- _Provided entries_
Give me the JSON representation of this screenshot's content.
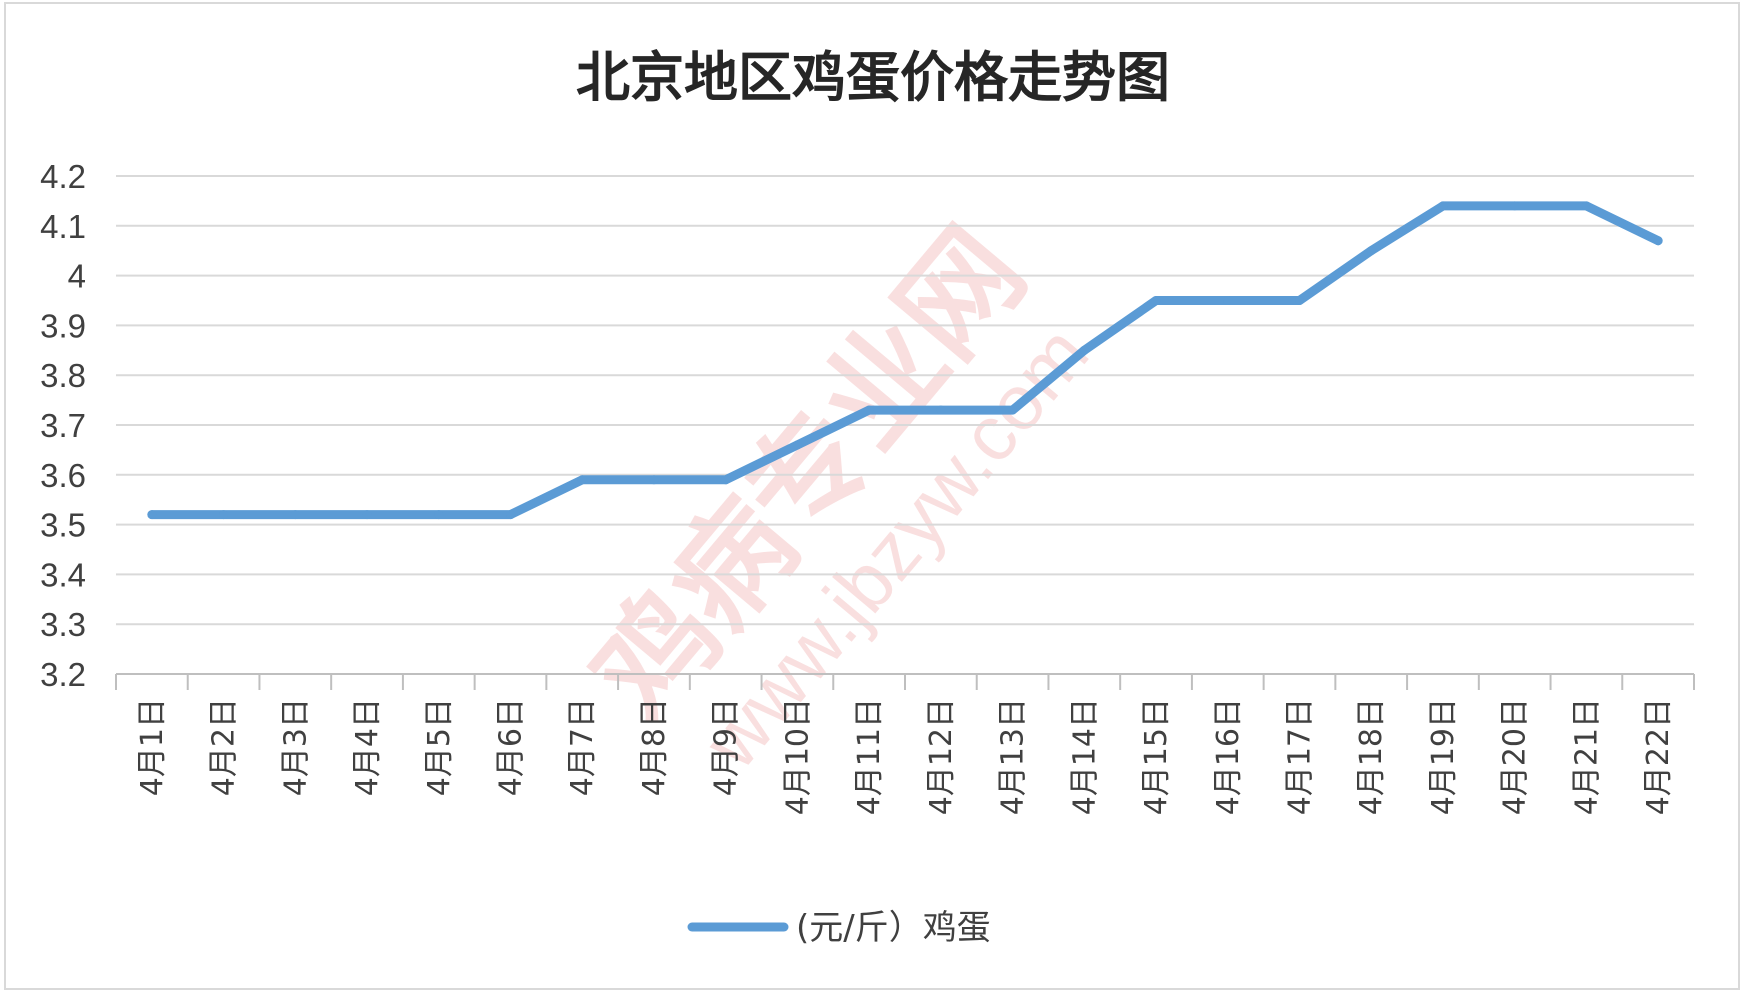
{
  "chart_data": {
    "type": "line",
    "title": "北京地区鸡蛋价格走势图",
    "categories": [
      "4月1日",
      "4月2日",
      "4月3日",
      "4月4日",
      "4月5日",
      "4月6日",
      "4月7日",
      "4月8日",
      "4月9日",
      "4月10日",
      "4月11日",
      "4月12日",
      "4月13日",
      "4月14日",
      "4月15日",
      "4月16日",
      "4月17日",
      "4月18日",
      "4月19日",
      "4月20日",
      "4月21日",
      "4月22日"
    ],
    "series": [
      {
        "name": "(元/斤）鸡蛋",
        "color": "#5b9bd5",
        "values": [
          3.52,
          3.52,
          3.52,
          3.52,
          3.52,
          3.52,
          3.59,
          3.59,
          3.59,
          3.66,
          3.73,
          3.73,
          3.73,
          3.85,
          3.95,
          3.95,
          3.95,
          4.05,
          4.14,
          4.14,
          4.14,
          4.07
        ]
      }
    ],
    "ylim": [
      3.2,
      4.2
    ],
    "yticks": [
      "3.2",
      "3.3",
      "3.4",
      "3.5",
      "3.6",
      "3.7",
      "3.8",
      "3.9",
      "4",
      "4.1",
      "4.2"
    ],
    "xlabel": "",
    "ylabel": "",
    "grid": true,
    "legend_position": "bottom"
  },
  "watermark": {
    "text": "鸡病专业网",
    "url": "www.jbzyw.com",
    "color": "#e57373"
  }
}
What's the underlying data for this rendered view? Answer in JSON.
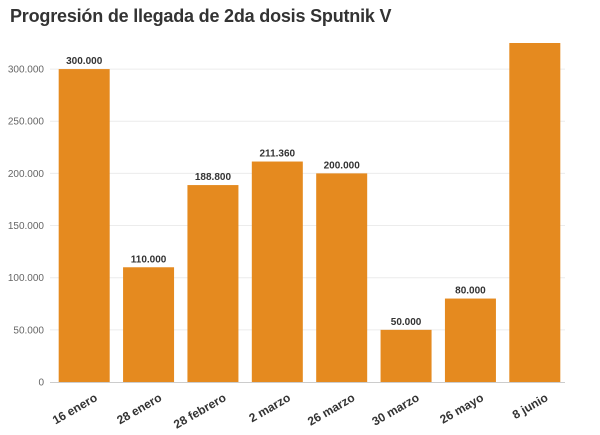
{
  "chart_data": {
    "type": "bar",
    "title": "Progresión de llegada de 2da dosis Sputnik V",
    "xlabel": "",
    "ylabel": "",
    "categories": [
      "16 enero",
      "28 enero",
      "28 febrero",
      "2 marzo",
      "26 marzo",
      "30 marzo",
      "26 mayo",
      "8 junio"
    ],
    "values": [
      300000,
      110000,
      188800,
      211360,
      200000,
      50000,
      80000,
      325000
    ],
    "data_labels": [
      "300.000",
      "110.000",
      "188.800",
      "211.360",
      "200.000",
      "50.000",
      "80.000",
      ""
    ],
    "y_ticks": [
      0,
      50000,
      100000,
      150000,
      200000,
      250000,
      300000
    ],
    "y_tick_labels": [
      "0",
      "50.000",
      "100.000",
      "150.000",
      "200.000",
      "250.000",
      "300.000"
    ],
    "ylim": [
      0,
      325000
    ],
    "grid": true,
    "legend": "none",
    "bar_color": "#e58a1f",
    "grid_color": "#ececec",
    "axis_color": "#cccccc"
  }
}
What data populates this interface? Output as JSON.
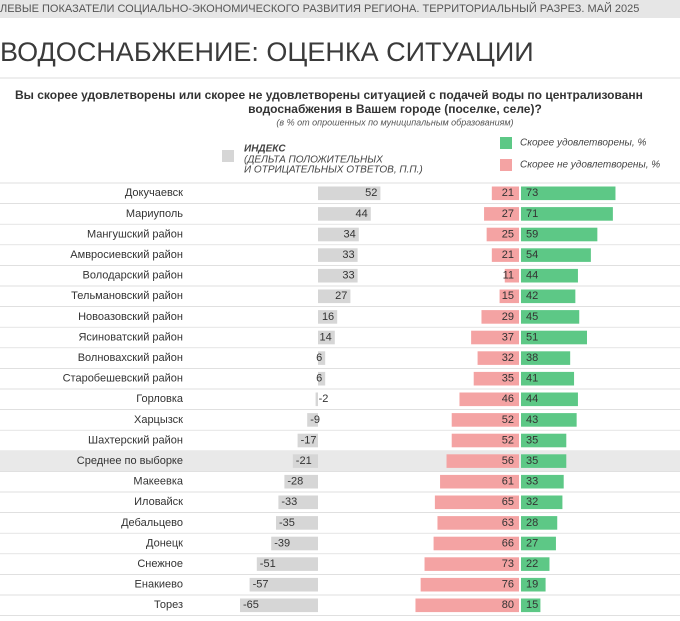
{
  "header": "ЛЕВЫЕ ПОКАЗАТЕЛИ СОЦИАЛЬНО-ЭКОНОМИЧЕСКОГО РАЗВИТИЯ РЕГИОНА. ТЕРРИТОРИАЛЬНЫЙ РАЗРЕЗ. МАЙ 2025",
  "title": "ВОДОСНАБЖЕНИЕ: ОЦЕНКА СИТУАЦИИ",
  "question": [
    "Вы скорее удовлетворены или скорее не удовлетворены ситуацией с подачей воды по централизованн",
    "водоснабжения в Вашем городе (поселке, селе)?"
  ],
  "note": "(в % от опрошенных по муниципальным образованиям)",
  "chart_data": [
    {
      "type": "bar",
      "orientation": "horizontal",
      "legend": [
        "ИНДЕКС",
        "(ДЕЛЬТА ПОЛОЖИТЕЛЬНЫХ",
        "И ОТРИЦАТЕЛЬНЫХ ОТВЕТОВ, П.П.)"
      ],
      "color": "#d6d6d6",
      "xlim": [
        -70,
        60
      ],
      "categories": [
        "Докучаевск",
        "Мариуполь",
        "Мангушский район",
        "Амвросиевский район",
        "Володарский район",
        "Тельмановский район",
        "Новоазовский район",
        "Ясиноватский район",
        "Волновахский район",
        "Старобешевский район",
        "Горловка",
        "Харцызск",
        "Шахтерский район",
        "Среднее по выборке",
        "Макеевка",
        "Иловайск",
        "Дебальцево",
        "Донецк",
        "Снежное",
        "Енакиево",
        "Торез"
      ],
      "highlight": "Среднее по выборке",
      "values": [
        52,
        44,
        34,
        33,
        33,
        27,
        16,
        14,
        6,
        6,
        -2,
        -9,
        -17,
        -21,
        -28,
        -33,
        -35,
        -39,
        -51,
        -57,
        -65
      ]
    },
    {
      "type": "diverging_bar",
      "xlim": [
        -85,
        85
      ],
      "series": [
        {
          "name": "Скорее удовлетворены, %",
          "color": "#5dc886",
          "side": "right",
          "values": [
            73,
            71,
            59,
            54,
            44,
            42,
            45,
            51,
            38,
            41,
            44,
            43,
            35,
            35,
            33,
            32,
            28,
            27,
            22,
            19,
            15
          ]
        },
        {
          "name": "Скорее не удовлетворены, %",
          "color": "#f4a3a3",
          "side": "left",
          "values": [
            21,
            27,
            25,
            21,
            11,
            15,
            29,
            37,
            32,
            35,
            46,
            52,
            52,
            56,
            61,
            65,
            63,
            66,
            73,
            76,
            80
          ]
        }
      ]
    }
  ]
}
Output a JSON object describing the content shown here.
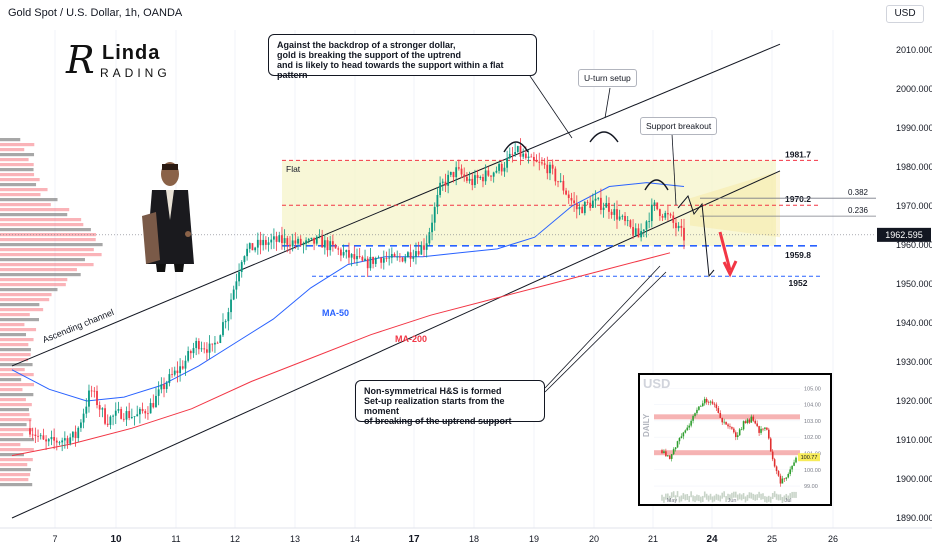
{
  "header": {
    "symbol_title": "Gold Spot / U.S. Dollar, 1h, OANDA",
    "currency_button": "USD"
  },
  "logo": {
    "mark": "R",
    "top_text": "Linda",
    "bottom_text": "RADING"
  },
  "annotations": {
    "top_callout": "Against the backdrop of a stronger dollar,\ngold is breaking the support of the uptrend\nand is likely to head towards the support within a flat pattern",
    "bottom_callout": "Non-symmetrical H&S is formed\nSet-up realization starts from the moment\nof breaking of the uptrend support",
    "uturn_tag": "U-turn setup",
    "breakout_tag": "Support breakout"
  },
  "colors": {
    "up_candle": "#089981",
    "down_candle": "#f23645",
    "ma50": "#2962ff",
    "ma200": "#f23645",
    "level_red": "#f23645",
    "level_blue": "#2962ff",
    "arrow": "#f23645",
    "flat_zone": "#f5f4c9"
  },
  "chart_data": {
    "type": "candlestick",
    "title": "Gold Spot / U.S. Dollar, 1h, OANDA",
    "ylim": [
      1887,
      2017
    ],
    "y_ticks": [
      "2010.000",
      "2000.000",
      "1990.000",
      "1980.000",
      "1970.000",
      "1960.000",
      "1950.000",
      "1940.000",
      "1930.000",
      "1920.000",
      "1910.000",
      "1900.000",
      "1890.000"
    ],
    "x_ticks": [
      "7",
      "10",
      "11",
      "12",
      "13",
      "14",
      "17",
      "18",
      "19",
      "20",
      "21",
      "24",
      "25",
      "26"
    ],
    "x_ticks_bold": [
      "10",
      "17",
      "24"
    ],
    "current_price": "1962.595",
    "series": [
      {
        "name": "Price",
        "path": [
          1913,
          1909,
          1910,
          1911,
          1923,
          1915,
          1917,
          1916,
          1919,
          1925,
          1929,
          1935,
          1933,
          1943,
          1958,
          1960,
          1961,
          1961,
          1960,
          1961,
          1959,
          1957,
          1955,
          1957,
          1956,
          1958,
          1960,
          1975,
          1979,
          1976,
          1978,
          1980,
          1984,
          1981,
          1980,
          1975,
          1969,
          1971,
          1970,
          1966,
          1962,
          1970,
          1967,
          1962
        ]
      },
      {
        "name": "MA-50",
        "path": [
          1928,
          1923,
          1920,
          1921,
          1924,
          1929,
          1935,
          1941,
          1949,
          1955,
          1957,
          1957,
          1958,
          1959,
          1962,
          1970,
          1975,
          1976,
          1975
        ]
      },
      {
        "name": "MA-200",
        "path": [
          1906,
          1909,
          1913,
          1918,
          1925,
          1931,
          1937,
          1942,
          1946,
          1950,
          1954,
          1958
        ]
      }
    ],
    "levels": [
      {
        "label": "1981.7",
        "value": 1981.7
      },
      {
        "label": "1970.2",
        "value": 1970.2
      },
      {
        "label": "1959.8",
        "value": 1959.8
      },
      {
        "label": "1952",
        "value": 1952
      }
    ],
    "fib_levels": [
      {
        "label": "0.382",
        "value": 1972
      },
      {
        "label": "0.236",
        "value": 1967.4
      }
    ],
    "labels": {
      "ma50": "MA-50",
      "ma200": "MA-200",
      "channel": "Ascending channel",
      "flat": "Flat"
    },
    "inset": {
      "title": "USD",
      "timeframe": "DAILY",
      "y_ticks": [
        "105.00",
        "104.00",
        "103.00",
        "102.00",
        "101.00",
        "100.00",
        "99.00"
      ],
      "x_ticks": [
        "May",
        "Jun",
        "Jul"
      ],
      "last_price": "100.77",
      "path": [
        101.2,
        100.8,
        101.6,
        102.2,
        103.0,
        103.8,
        104.3,
        104.0,
        103.1,
        102.6,
        102.0,
        102.9,
        103.1,
        102.4,
        102.7,
        100.3,
        99.2,
        99.9,
        100.8
      ]
    }
  }
}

- _Written request_
Search the listing above for the string "this". Copy every line that contains it.

- _Result of the task_
Give me the JSON representation of this screenshot's content.
What's the underlying data for this rendered view? Answer in JSON.
What data populates this interface? Output as JSON.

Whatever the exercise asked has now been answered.